Task statement ::
Of the lines in the data below, count the ones holding the string "наследия", and answer with that number only.

Extracted records ::

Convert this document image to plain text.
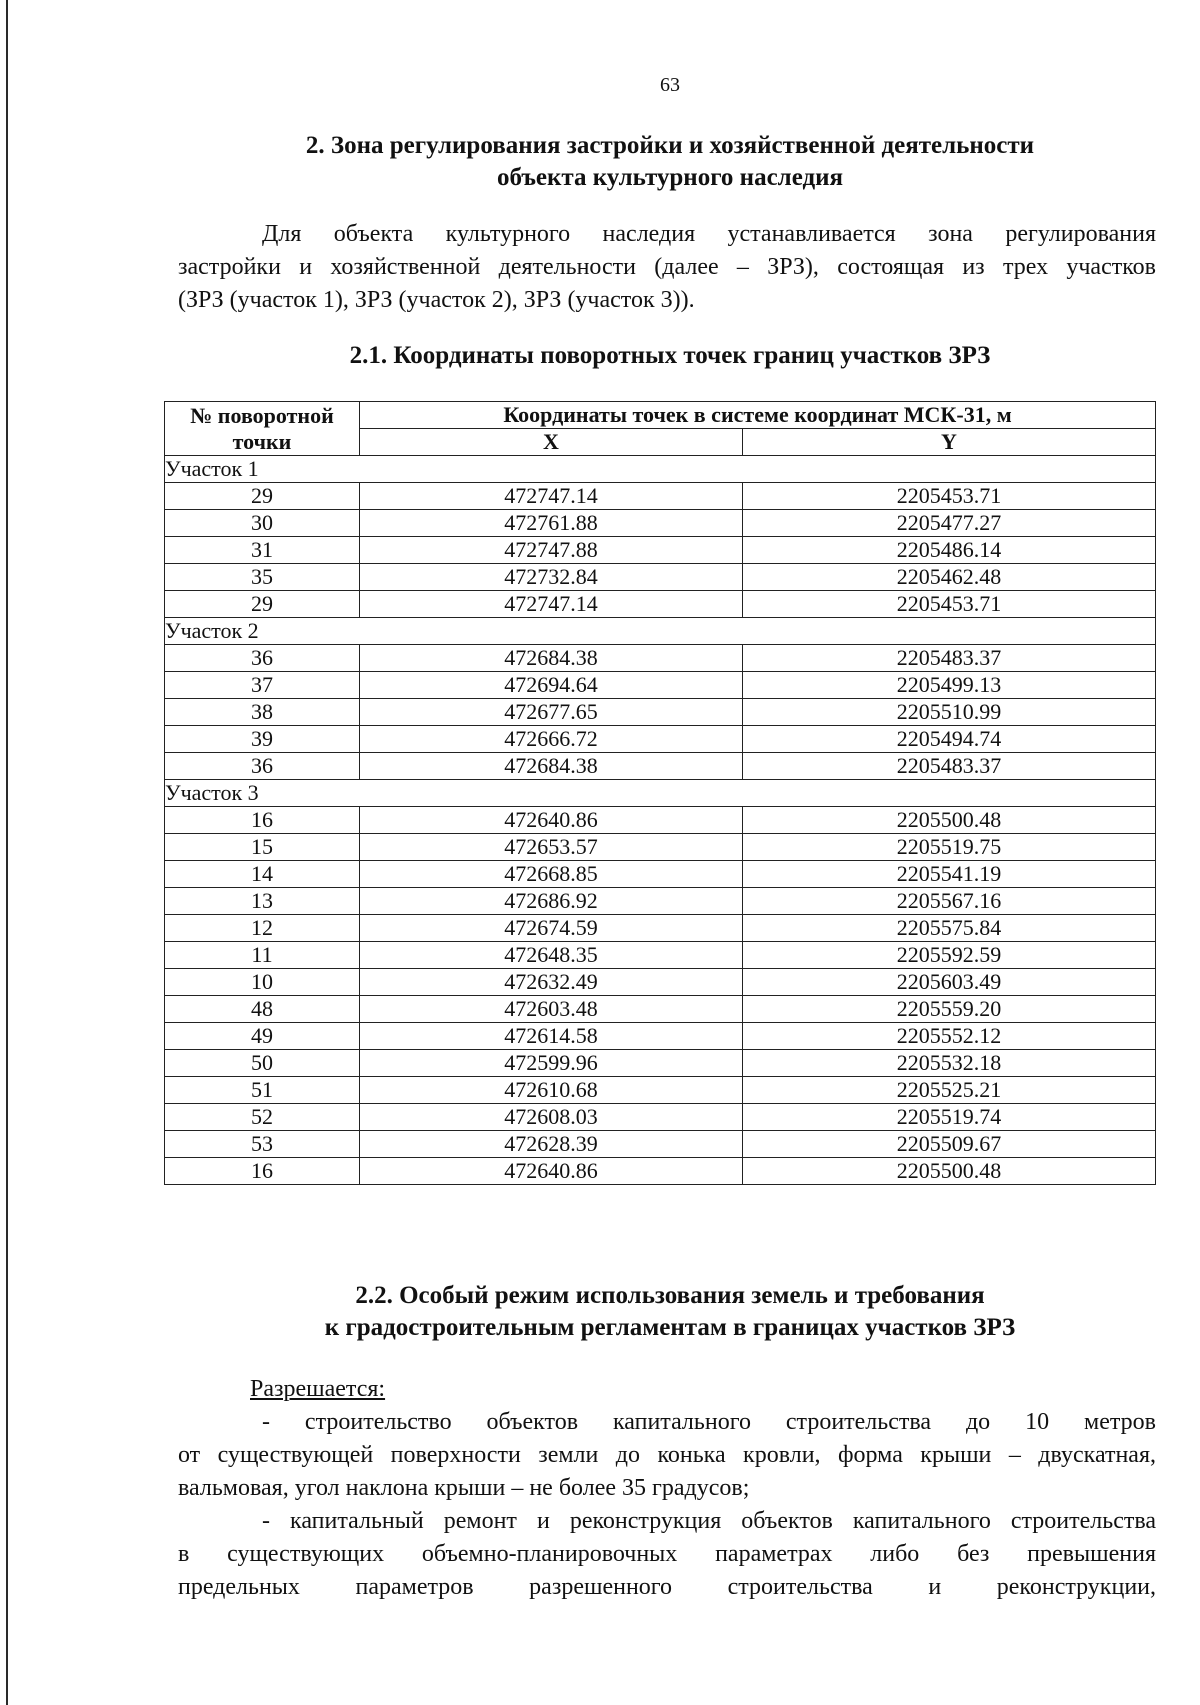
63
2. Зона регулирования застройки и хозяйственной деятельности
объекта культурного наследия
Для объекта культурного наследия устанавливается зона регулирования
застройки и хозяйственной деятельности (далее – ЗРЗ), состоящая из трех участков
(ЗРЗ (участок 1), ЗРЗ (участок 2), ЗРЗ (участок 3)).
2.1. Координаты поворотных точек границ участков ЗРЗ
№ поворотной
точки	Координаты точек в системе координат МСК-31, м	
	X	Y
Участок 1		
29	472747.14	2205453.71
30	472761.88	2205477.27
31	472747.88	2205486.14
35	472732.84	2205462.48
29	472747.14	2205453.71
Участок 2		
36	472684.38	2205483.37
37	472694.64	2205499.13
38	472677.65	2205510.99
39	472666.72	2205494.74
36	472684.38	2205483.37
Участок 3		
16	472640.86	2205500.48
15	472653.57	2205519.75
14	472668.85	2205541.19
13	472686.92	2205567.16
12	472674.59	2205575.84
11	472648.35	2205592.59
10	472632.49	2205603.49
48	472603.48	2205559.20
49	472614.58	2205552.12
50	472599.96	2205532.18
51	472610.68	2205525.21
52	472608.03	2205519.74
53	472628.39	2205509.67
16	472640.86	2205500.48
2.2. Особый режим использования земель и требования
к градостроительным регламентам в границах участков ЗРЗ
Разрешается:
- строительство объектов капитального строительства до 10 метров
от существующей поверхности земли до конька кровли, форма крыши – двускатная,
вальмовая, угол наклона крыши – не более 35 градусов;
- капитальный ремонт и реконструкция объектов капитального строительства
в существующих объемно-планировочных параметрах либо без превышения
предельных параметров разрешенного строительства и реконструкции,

---

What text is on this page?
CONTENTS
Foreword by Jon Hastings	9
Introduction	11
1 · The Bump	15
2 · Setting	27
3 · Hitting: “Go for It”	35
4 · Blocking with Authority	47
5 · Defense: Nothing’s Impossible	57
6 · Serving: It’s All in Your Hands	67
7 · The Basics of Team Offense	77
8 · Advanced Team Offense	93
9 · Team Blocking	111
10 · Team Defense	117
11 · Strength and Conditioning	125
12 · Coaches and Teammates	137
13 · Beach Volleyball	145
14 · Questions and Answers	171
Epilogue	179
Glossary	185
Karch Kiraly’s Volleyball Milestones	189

Result for this task ::
2